**Instructions for the task:** Exactly reproduce each entry, leaving out nothing.

=== Provided entries ===

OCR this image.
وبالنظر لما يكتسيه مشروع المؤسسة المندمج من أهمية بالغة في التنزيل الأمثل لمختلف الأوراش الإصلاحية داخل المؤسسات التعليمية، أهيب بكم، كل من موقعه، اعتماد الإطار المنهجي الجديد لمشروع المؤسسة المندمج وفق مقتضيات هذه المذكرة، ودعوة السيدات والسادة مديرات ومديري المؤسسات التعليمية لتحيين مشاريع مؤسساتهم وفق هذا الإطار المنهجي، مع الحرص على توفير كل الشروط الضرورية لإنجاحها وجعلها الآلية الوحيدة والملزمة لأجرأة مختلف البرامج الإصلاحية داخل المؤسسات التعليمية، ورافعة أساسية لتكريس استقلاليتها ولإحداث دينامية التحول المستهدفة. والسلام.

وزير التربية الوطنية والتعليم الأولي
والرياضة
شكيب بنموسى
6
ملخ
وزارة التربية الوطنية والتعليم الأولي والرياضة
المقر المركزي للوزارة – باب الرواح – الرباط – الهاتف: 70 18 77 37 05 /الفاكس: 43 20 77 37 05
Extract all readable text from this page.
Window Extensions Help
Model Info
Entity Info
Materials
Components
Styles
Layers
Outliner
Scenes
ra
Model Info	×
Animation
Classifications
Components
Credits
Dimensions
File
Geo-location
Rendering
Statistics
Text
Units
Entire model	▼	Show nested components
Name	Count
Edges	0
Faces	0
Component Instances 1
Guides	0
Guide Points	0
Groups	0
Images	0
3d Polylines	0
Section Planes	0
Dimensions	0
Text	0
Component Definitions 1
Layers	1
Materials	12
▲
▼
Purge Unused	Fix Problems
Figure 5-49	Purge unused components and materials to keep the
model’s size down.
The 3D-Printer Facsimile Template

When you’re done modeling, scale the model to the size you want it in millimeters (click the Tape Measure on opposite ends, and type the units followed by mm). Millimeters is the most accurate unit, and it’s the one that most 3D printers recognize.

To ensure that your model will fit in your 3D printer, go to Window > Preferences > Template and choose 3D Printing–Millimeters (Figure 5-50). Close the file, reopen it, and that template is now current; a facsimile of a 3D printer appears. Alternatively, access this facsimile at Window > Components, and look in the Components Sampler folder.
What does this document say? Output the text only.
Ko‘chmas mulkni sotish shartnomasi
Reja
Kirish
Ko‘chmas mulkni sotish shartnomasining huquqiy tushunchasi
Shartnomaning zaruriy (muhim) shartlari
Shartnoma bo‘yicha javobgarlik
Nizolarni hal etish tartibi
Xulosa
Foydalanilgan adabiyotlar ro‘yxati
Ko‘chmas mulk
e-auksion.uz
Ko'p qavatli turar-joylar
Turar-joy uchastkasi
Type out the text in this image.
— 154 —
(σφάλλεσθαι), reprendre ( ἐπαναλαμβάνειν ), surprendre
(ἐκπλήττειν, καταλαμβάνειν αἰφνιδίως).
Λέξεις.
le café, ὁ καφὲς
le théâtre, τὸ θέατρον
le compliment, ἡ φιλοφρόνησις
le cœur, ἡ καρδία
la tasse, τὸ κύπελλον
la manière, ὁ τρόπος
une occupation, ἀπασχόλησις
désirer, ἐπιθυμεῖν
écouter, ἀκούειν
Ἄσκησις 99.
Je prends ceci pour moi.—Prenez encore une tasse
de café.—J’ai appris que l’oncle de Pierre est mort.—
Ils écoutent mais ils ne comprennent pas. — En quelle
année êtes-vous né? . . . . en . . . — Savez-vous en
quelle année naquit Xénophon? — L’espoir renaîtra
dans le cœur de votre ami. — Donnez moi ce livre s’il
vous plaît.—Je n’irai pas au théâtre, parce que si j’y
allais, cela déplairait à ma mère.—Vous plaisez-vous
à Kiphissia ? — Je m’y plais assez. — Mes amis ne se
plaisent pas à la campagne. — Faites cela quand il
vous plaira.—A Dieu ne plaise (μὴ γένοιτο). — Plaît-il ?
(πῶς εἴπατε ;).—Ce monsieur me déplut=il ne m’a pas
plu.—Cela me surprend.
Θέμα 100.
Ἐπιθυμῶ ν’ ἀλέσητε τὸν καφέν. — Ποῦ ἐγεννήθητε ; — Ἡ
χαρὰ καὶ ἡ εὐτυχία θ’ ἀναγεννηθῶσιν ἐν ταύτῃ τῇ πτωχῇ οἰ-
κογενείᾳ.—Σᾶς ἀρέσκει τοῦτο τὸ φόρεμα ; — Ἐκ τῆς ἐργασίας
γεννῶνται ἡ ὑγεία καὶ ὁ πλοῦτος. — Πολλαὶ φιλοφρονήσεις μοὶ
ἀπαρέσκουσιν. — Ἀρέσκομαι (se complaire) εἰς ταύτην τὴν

===

**Solution:**
OCR this image.
وبالنظر لما يكتسيه مشروع المؤسسة المندمج من أهمية بالغة في التنزيل الأمثل لمختلف الأوراش الإصلاحية داخل المؤسسات التعليمية، أهيب بكم، كل من موقعه، اعتماد الإطار المنهجي الجديد لمشروع المؤسسة المندمج وفق مقتضيات هذه المذكرة، ودعوة السيدات والسادة مديرات ومديري المؤسسات التعليمية لتحيين مشاريع مؤسساتهم وفق هذا الإطار المنهجي، مع الحرص على توفير كل الشروط الضرورية لإنجاحها وجعلها الآلية الوحيدة والملزمة لأجرأة مختلف البرامج الإصلاحية داخل المؤسسات التعليمية، ورافعة أساسية لتكريس استقلاليتها ولإحداث دينامية التحول المستهدفة. والسلام.

وزير التربية الوطنية والتعليم الأولي
والرياضة
شكيب بنموسى
6
ملخ
وزارة التربية الوطنية والتعليم الأولي والرياضة
المقر المركزي للوزارة – باب الرواح – الرباط – الهاتف: 70 18 77 37 05 /الفاكس: 43 20 77 37 05
Extract all readable text from this page.
Window Extensions Help
Model Info
Entity Info
Materials
Components
Styles
Layers
Outliner
Scenes
ra
Model Info	×
Animation
Classifications
Components
Credits
Dimensions
File
Geo-location
Rendering
Statistics
Text
Units
Entire model	▼	Show nested components
Name	Count
Edges	0
Faces	0
Component Instances 1
Guides	0
Guide Points	0
Groups	0
Images	0
3d Polylines	0
Section Planes	0
Dimensions	0
Text	0
Component Definitions 1
Layers	1
Materials	12
▲
▼
Purge Unused	Fix Problems
Figure 5-49	Purge unused components and materials to keep the
model’s size down.
The 3D-Printer Facsimile Template

When you’re done modeling, scale the model to the size you want it in millimeters (click the Tape Measure on opposite ends, and type the units followed by mm). Millimeters is the most accurate unit, and it’s the one that most 3D printers recognize.

To ensure that your model will fit in your 3D printer, go to Window > Preferences > Template and choose 3D Printing–Millimeters (Figure 5-50). Close the file, reopen it, and that template is now current; a facsimile of a 3D printer appears. Alternatively, access this facsimile at Window > Components, and look in the Components Sampler folder.
What does this document say? Output the text only.
Ko‘chmas mulkni sotish shartnomasi
Reja
Kirish
Ko‘chmas mulkni sotish shartnomasining huquqiy tushunchasi
Shartnomaning zaruriy (muhim) shartlari
Shartnoma bo‘yicha javobgarlik
Nizolarni hal etish tartibi
Xulosa
Foydalanilgan adabiyotlar ro‘yxati
Ko‘chmas mulk
e-auksion.uz
Ko'p qavatli turar-joylar
Turar-joy uchastkasi
Type out the text in this image.
— 154 —
(σφάλλεσθαι), reprendre ( ἐπαναλαμβάνειν ), surprendre
(ἐκπλήττειν, καταλαμβάνειν αἰφνιδίως).
Λέξεις.
le café, ὁ καφὲς
le théâtre, τὸ θέατρον
le compliment, ἡ φιλοφρόνησις
le cœur, ἡ καρδία
la tasse, τὸ κύπελλον
la manière, ὁ τρόπος
une occupation, ἀπασχόλησις
désirer, ἐπιθυμεῖν
écouter, ἀκούειν
Ἄσκησις 99.
Je prends ceci pour moi.—Prenez encore une tasse
de café.—J’ai appris que l’oncle de Pierre est mort.—
Ils écoutent mais ils ne comprennent pas. — En quelle
année êtes-vous né? . . . . en . . . — Savez-vous en
quelle année naquit Xénophon? — L’espoir renaîtra
dans le cœur de votre ami. — Donnez moi ce livre s’il
vous plaît.—Je n’irai pas au théâtre, parce que si j’y
allais, cela déplairait à ma mère.—Vous plaisez-vous
à Kiphissia ? — Je m’y plais assez. — Mes amis ne se
plaisent pas à la campagne. — Faites cela quand il
vous plaira.—A Dieu ne plaise (μὴ γένοιτο). — Plaît-il ?
(πῶς εἴπατε ;).—Ce monsieur me déplut=il ne m’a pas
plu.—Cela me surprend.
Θέμα 100.
Ἐπιθυμῶ ν’ ἀλέσητε τὸν καφέν. — Ποῦ ἐγεννήθητε ; — Ἡ
χαρὰ καὶ ἡ εὐτυχία θ’ ἀναγεννηθῶσιν ἐν ταύτῃ τῇ πτωχῇ οἰ-
κογενείᾳ.—Σᾶς ἀρέσκει τοῦτο τὸ φόρεμα ; — Ἐκ τῆς ἐργασίας
γεννῶνται ἡ ὑγεία καὶ ὁ πλοῦτος. — Πολλαὶ φιλοφρονήσεις μοὶ
ἀπαρέσκουσιν. — Ἀρέσκομαι (se complaire) εἰς ταύτην τὴν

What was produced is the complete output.